§ The records:
## Start
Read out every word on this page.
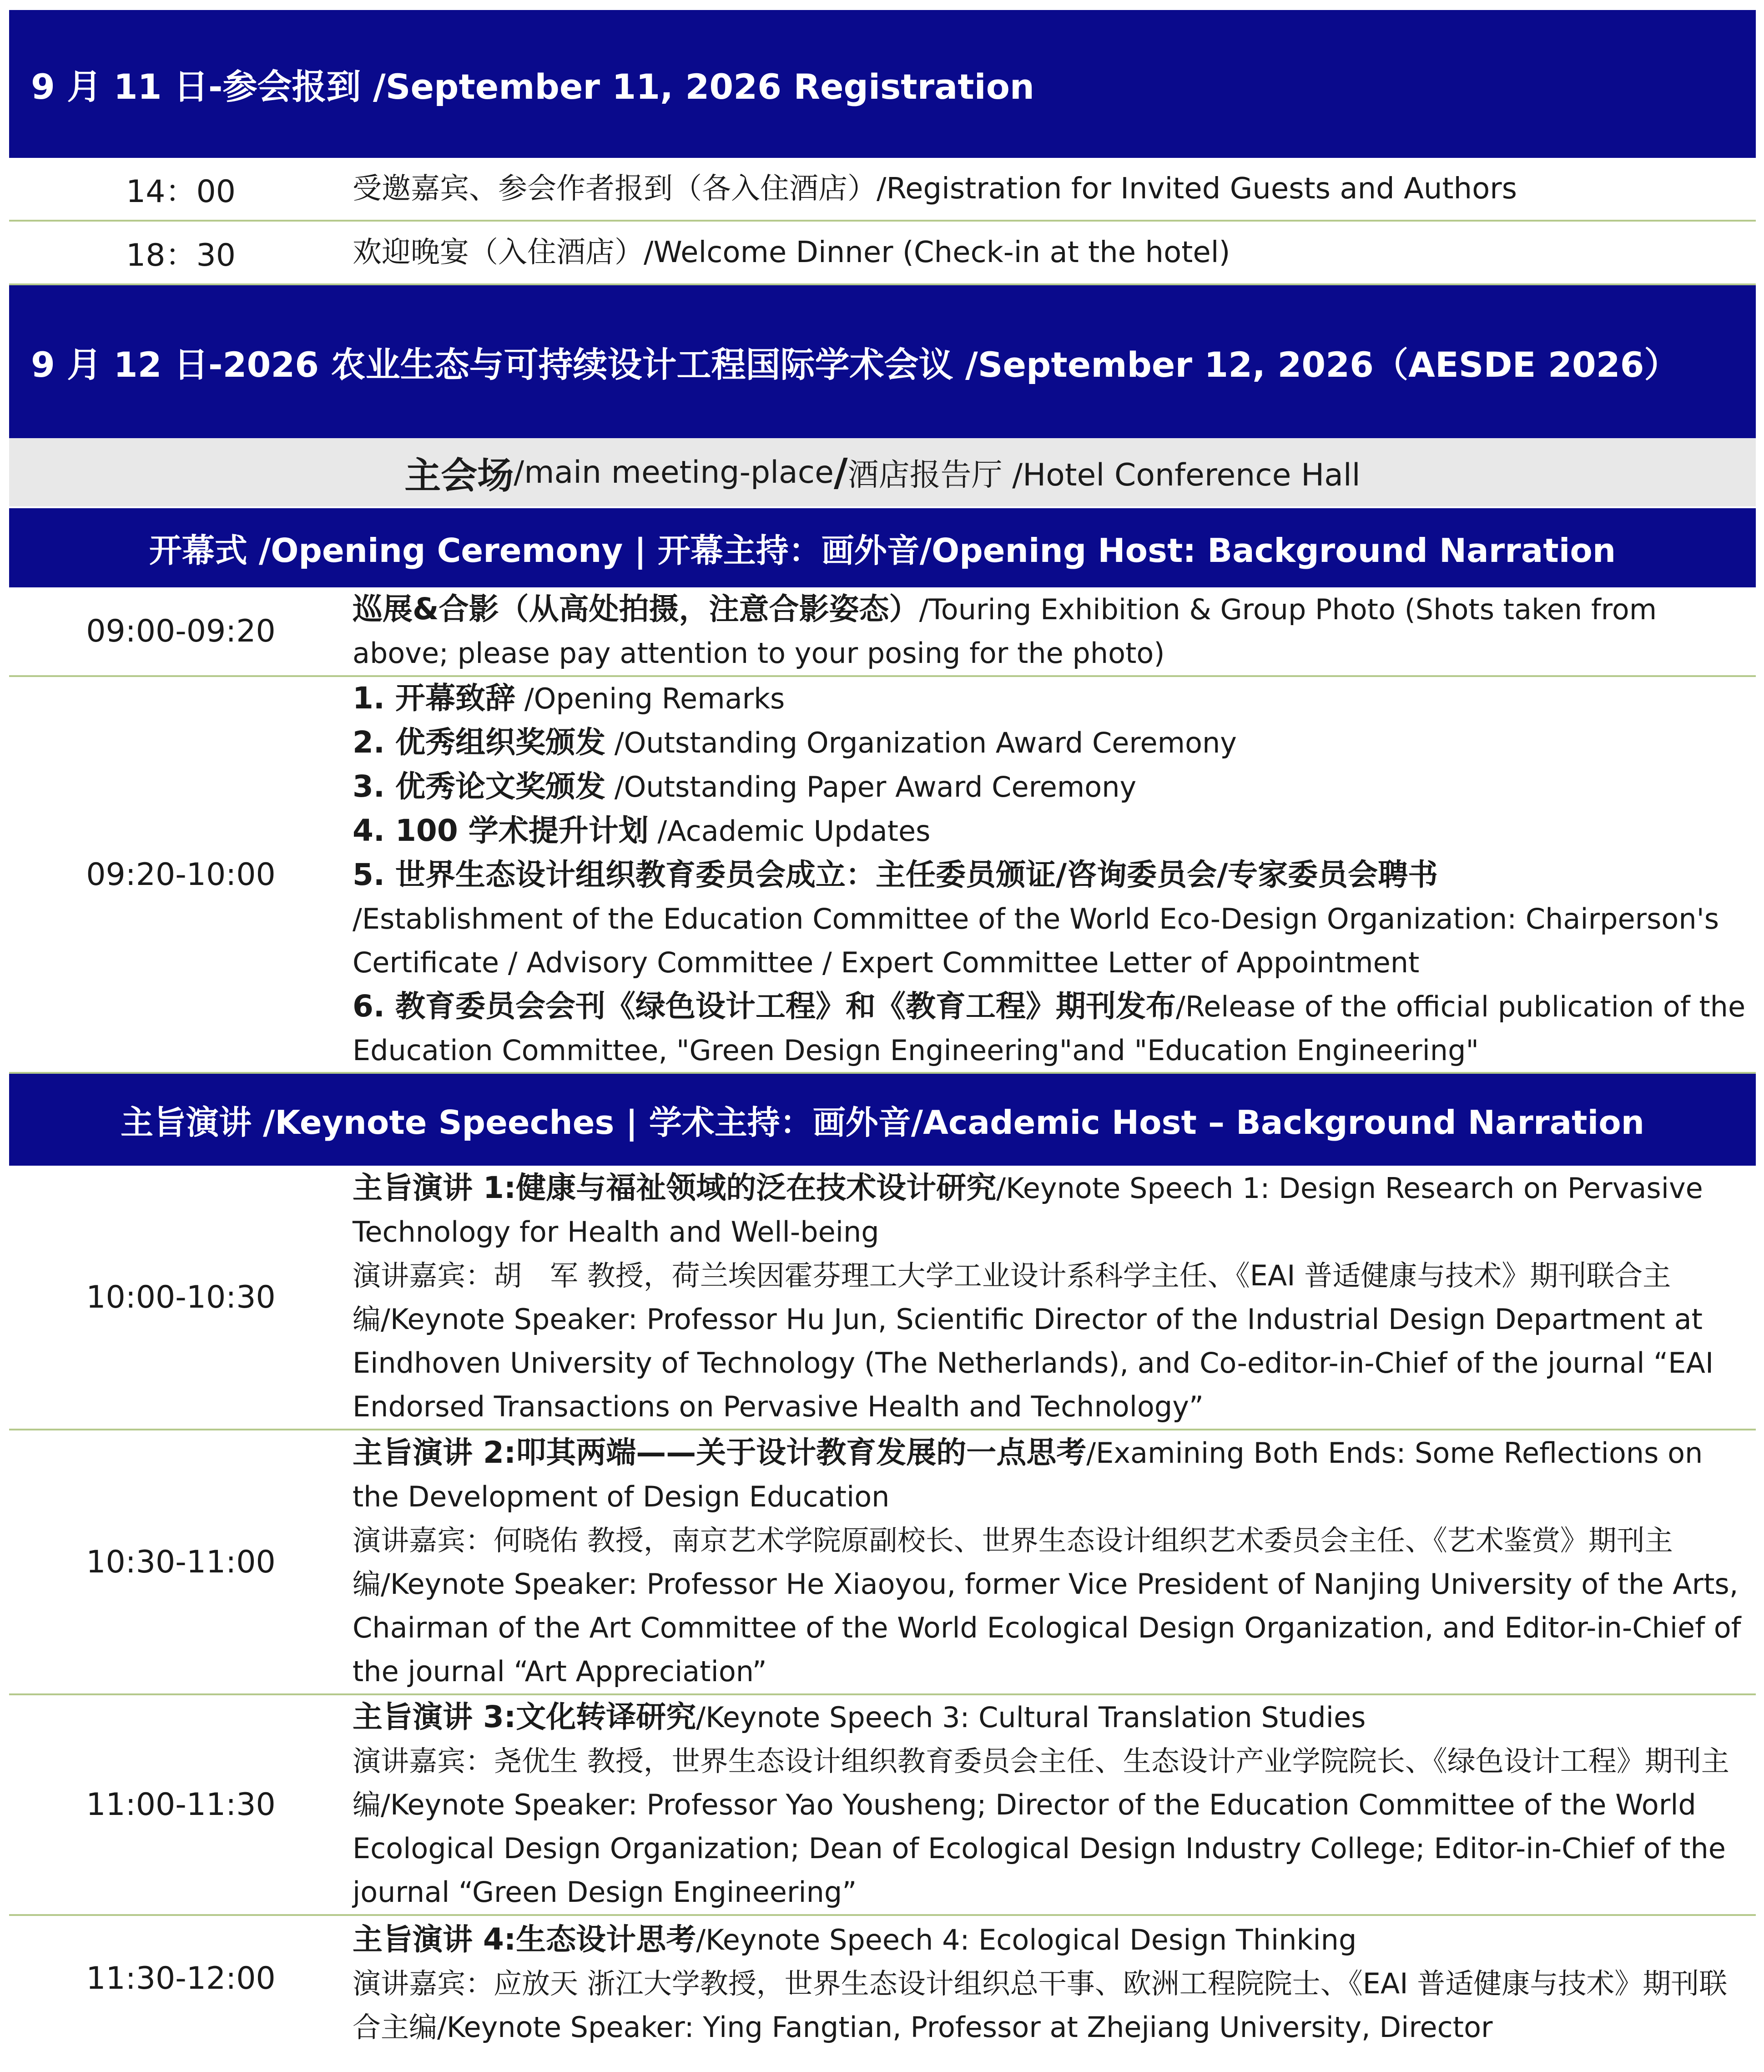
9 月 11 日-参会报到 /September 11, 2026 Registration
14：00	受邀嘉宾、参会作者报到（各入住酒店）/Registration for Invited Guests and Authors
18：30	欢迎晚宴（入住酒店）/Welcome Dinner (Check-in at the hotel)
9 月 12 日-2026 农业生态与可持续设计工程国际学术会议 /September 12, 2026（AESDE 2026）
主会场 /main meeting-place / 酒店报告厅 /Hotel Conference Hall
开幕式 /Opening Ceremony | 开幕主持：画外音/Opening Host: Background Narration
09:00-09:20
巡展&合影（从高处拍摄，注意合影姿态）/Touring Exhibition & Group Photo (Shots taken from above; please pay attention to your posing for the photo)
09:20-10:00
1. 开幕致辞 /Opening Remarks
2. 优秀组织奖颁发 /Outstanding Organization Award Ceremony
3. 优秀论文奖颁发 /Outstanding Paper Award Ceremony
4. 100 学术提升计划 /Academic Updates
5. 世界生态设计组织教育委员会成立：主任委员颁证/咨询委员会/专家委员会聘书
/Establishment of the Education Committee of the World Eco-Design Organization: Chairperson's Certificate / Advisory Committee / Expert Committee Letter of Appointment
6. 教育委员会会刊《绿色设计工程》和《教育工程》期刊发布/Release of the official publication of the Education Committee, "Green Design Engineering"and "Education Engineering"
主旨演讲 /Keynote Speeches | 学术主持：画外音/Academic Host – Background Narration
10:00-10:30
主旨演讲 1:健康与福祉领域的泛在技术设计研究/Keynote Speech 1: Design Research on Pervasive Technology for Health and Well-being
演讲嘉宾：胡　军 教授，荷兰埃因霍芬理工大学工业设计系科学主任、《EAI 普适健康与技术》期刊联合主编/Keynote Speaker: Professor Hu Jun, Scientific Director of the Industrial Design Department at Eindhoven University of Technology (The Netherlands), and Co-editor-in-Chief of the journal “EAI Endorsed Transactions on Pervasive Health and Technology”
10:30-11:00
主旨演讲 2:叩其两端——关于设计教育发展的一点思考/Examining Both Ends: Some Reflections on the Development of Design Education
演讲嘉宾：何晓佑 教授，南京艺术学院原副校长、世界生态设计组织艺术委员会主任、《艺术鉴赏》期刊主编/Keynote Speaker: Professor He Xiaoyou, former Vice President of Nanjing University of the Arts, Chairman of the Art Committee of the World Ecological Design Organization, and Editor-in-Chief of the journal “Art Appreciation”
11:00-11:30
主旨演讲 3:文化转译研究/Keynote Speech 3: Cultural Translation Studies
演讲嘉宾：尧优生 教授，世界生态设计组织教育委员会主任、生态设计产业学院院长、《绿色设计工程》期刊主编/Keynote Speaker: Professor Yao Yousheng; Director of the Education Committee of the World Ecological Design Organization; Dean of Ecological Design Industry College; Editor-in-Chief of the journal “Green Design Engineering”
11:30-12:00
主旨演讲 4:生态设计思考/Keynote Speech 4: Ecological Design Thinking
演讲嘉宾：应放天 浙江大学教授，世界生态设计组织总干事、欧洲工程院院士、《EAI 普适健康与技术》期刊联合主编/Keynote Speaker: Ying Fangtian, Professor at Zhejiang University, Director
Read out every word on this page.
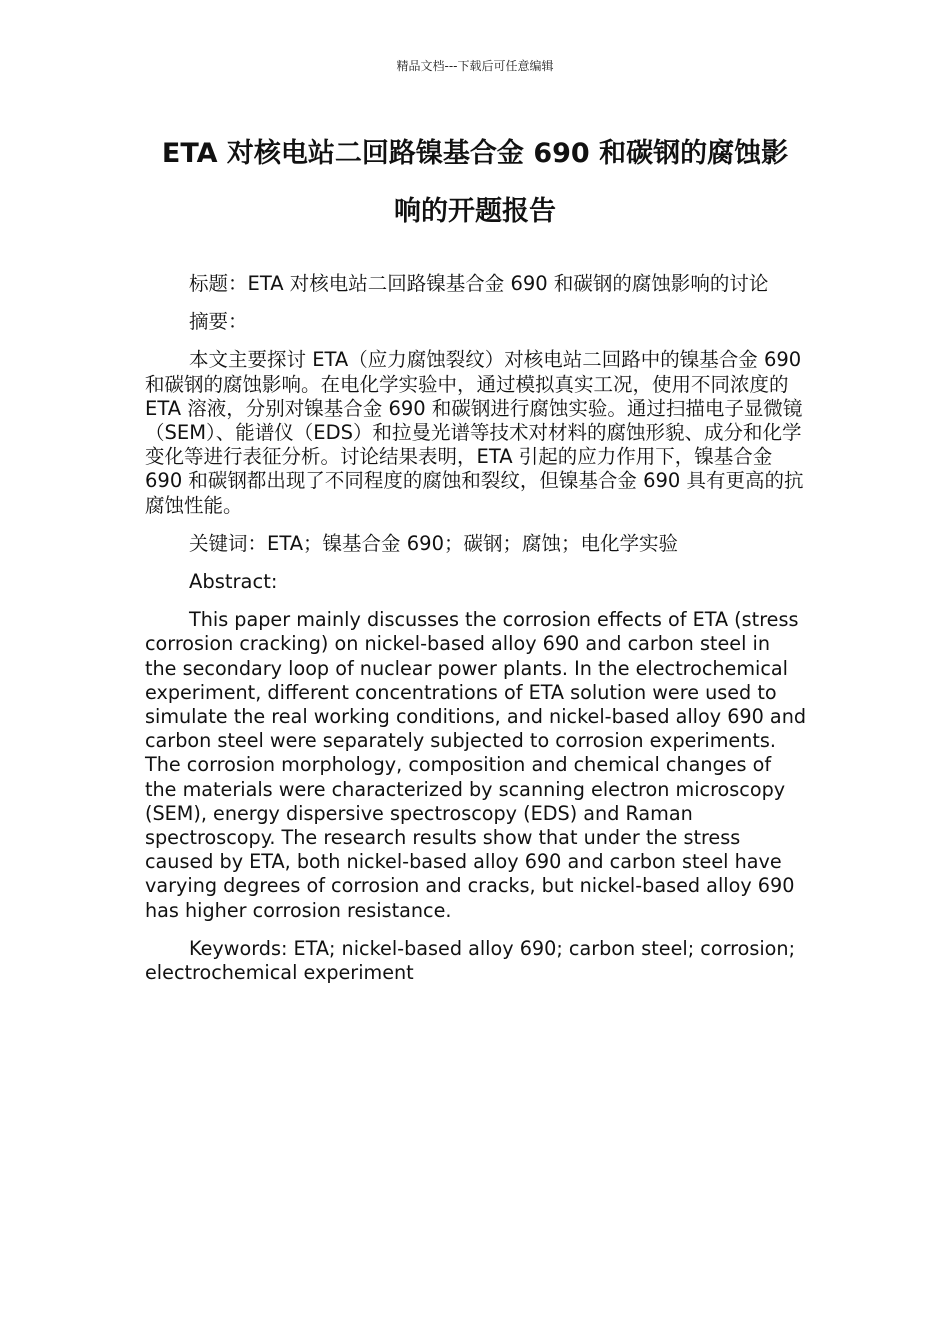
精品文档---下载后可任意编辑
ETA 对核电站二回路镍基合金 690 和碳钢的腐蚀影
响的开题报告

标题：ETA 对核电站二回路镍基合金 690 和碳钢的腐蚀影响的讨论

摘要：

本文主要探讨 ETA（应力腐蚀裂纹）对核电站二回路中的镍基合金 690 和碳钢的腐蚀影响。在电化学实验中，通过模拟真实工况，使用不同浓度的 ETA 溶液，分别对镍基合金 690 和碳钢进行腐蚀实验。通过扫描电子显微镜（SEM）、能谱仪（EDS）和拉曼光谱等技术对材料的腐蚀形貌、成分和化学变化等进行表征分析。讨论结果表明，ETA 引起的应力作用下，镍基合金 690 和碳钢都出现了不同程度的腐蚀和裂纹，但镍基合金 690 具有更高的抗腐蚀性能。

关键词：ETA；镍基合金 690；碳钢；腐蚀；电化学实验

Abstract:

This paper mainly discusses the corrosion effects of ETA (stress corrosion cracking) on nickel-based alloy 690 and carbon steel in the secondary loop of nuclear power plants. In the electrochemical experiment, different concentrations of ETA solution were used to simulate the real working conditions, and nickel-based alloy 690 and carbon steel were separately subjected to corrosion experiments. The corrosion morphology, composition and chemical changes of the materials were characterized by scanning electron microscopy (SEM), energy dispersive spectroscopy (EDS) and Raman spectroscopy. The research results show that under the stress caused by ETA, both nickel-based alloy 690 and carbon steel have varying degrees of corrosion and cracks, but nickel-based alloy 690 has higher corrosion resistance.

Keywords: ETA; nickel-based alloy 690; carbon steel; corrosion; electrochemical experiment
## End
§ Task to complete:
Search the listing above for the string "nickel". Copy every line that contains it.

§ Output of the exercise:
This paper mainly discusses the corrosion effects of ETA (stress corrosion cracking) on nickel-based alloy 690 and carbon steel in the secondary loop of nuclear power plants. In the electrochemical experiment, different concentrations of ETA solution were used to simulate the real working conditions, and nickel-based alloy 690 and carbon steel were separately subjected to corrosion experiments. The corrosion morphology, composition and chemical changes of the materials were characterized by scanning electron microscopy (SEM), energy dispersive spectroscopy (EDS) and Raman spectroscopy. The research results show that under the stress caused by ETA, both nickel-based alloy 690 and carbon steel have varying degrees of corrosion and cracks, but nickel-based alloy 690 has higher corrosion resistance.
Keywords: ETA; nickel-based alloy 690; carbon steel; corrosion; electrochemical experiment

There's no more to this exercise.